Records for this exercise
'''

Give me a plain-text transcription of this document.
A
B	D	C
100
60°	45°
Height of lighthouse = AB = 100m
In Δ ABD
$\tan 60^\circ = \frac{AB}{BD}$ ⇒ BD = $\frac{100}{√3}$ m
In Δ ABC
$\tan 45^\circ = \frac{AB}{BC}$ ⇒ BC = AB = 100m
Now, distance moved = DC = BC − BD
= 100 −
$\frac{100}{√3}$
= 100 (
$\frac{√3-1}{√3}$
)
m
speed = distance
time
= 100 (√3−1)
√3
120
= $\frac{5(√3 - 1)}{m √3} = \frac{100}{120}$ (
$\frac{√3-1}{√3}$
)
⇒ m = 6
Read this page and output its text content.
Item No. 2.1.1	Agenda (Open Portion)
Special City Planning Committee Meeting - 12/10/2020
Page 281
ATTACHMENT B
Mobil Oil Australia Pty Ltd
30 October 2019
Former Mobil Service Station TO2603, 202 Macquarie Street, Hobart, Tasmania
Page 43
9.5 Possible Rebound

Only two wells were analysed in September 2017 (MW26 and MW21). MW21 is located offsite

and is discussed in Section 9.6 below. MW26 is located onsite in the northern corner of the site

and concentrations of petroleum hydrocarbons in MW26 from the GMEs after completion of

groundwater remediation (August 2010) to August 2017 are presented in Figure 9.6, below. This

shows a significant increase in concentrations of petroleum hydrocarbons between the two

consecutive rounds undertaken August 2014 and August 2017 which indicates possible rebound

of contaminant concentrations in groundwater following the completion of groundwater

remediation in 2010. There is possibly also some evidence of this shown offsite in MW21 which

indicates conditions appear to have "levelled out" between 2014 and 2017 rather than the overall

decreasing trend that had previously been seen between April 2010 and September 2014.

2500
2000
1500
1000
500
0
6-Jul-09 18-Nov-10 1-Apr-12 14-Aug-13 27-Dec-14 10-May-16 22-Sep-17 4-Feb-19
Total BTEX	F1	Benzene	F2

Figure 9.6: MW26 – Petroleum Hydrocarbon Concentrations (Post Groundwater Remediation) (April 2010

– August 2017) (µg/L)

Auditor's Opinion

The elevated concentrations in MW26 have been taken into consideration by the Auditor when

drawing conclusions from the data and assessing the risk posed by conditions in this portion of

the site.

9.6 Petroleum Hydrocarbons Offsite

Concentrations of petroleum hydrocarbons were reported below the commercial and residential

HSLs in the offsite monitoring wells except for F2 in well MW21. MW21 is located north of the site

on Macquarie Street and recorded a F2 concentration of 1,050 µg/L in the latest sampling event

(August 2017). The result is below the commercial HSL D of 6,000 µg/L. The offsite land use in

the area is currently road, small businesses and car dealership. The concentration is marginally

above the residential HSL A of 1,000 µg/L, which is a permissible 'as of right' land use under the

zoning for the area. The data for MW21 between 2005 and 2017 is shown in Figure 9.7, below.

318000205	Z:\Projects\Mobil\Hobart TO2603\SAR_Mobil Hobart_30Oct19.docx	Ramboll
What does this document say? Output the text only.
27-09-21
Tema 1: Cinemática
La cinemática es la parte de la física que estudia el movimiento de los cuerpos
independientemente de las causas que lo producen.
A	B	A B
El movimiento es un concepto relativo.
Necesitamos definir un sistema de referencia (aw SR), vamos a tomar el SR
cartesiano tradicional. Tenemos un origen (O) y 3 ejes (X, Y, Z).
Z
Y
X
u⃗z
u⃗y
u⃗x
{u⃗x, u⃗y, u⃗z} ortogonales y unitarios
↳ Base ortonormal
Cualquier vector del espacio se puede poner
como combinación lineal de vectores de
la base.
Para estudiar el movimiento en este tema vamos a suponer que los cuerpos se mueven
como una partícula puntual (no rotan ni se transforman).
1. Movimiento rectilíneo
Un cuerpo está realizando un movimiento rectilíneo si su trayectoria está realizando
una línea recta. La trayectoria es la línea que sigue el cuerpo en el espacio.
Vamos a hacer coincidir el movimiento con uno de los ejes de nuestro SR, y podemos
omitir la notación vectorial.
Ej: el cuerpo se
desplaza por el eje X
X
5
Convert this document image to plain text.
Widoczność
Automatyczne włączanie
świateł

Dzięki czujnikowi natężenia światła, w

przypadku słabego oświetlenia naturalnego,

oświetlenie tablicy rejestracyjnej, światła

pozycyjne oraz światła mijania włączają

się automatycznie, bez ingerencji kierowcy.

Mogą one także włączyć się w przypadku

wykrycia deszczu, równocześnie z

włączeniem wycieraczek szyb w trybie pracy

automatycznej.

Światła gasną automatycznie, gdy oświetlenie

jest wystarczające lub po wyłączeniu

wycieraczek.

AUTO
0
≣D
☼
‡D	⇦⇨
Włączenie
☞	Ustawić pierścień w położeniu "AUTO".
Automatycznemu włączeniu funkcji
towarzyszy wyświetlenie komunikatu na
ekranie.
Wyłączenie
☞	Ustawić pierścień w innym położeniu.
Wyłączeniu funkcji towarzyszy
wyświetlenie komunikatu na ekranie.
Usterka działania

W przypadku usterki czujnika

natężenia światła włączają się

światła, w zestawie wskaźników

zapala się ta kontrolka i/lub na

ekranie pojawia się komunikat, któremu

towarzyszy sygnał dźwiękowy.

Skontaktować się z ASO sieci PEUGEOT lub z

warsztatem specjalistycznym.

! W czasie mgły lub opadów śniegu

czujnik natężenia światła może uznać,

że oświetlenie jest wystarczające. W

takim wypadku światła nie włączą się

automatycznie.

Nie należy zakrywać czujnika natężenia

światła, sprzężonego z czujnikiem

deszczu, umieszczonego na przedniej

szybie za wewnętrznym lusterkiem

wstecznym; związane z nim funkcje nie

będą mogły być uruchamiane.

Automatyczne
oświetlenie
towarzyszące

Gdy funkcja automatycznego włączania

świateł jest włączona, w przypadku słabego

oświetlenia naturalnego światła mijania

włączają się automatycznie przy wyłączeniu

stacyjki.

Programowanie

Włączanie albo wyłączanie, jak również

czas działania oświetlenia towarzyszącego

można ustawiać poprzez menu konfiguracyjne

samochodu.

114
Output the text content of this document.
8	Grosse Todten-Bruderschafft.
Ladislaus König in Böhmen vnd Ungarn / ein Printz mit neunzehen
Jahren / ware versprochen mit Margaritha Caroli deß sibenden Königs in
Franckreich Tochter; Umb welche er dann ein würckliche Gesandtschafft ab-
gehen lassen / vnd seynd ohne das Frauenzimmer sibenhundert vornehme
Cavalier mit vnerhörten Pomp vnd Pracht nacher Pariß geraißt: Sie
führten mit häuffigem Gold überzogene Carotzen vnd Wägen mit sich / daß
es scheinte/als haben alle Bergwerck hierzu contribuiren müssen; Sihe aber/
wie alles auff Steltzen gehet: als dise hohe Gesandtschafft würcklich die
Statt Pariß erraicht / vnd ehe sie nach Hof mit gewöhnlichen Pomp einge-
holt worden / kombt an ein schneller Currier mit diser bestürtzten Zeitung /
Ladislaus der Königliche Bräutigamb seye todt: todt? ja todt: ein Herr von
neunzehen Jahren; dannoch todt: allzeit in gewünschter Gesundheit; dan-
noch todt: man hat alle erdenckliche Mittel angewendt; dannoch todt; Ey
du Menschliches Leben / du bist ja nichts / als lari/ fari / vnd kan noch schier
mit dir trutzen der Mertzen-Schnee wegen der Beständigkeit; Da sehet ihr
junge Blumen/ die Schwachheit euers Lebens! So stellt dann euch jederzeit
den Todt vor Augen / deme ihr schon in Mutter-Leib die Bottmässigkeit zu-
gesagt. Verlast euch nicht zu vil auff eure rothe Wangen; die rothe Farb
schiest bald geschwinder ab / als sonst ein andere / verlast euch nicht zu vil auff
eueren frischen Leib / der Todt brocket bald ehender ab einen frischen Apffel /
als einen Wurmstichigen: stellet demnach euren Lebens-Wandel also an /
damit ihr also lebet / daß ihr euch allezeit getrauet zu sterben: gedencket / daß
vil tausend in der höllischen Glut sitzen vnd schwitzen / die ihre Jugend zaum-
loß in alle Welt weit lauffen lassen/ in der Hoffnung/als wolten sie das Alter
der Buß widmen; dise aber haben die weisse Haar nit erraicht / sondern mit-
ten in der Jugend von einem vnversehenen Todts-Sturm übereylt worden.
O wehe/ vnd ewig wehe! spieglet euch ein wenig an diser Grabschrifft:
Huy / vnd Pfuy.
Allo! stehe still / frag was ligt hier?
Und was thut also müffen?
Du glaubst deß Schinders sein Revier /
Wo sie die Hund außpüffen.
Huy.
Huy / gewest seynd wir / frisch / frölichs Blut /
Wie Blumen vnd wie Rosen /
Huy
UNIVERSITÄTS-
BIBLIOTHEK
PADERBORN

'''

Given task
In the entries above, identify every line with the word "wells". Copy those lines.

Worked solution
Only two wells were analysed in September 2017 (MW26 and MW21). MW21 is located offsite
HSLs in the offsite monitoring wells except for F2 in well MW21. MW21 is located north of the site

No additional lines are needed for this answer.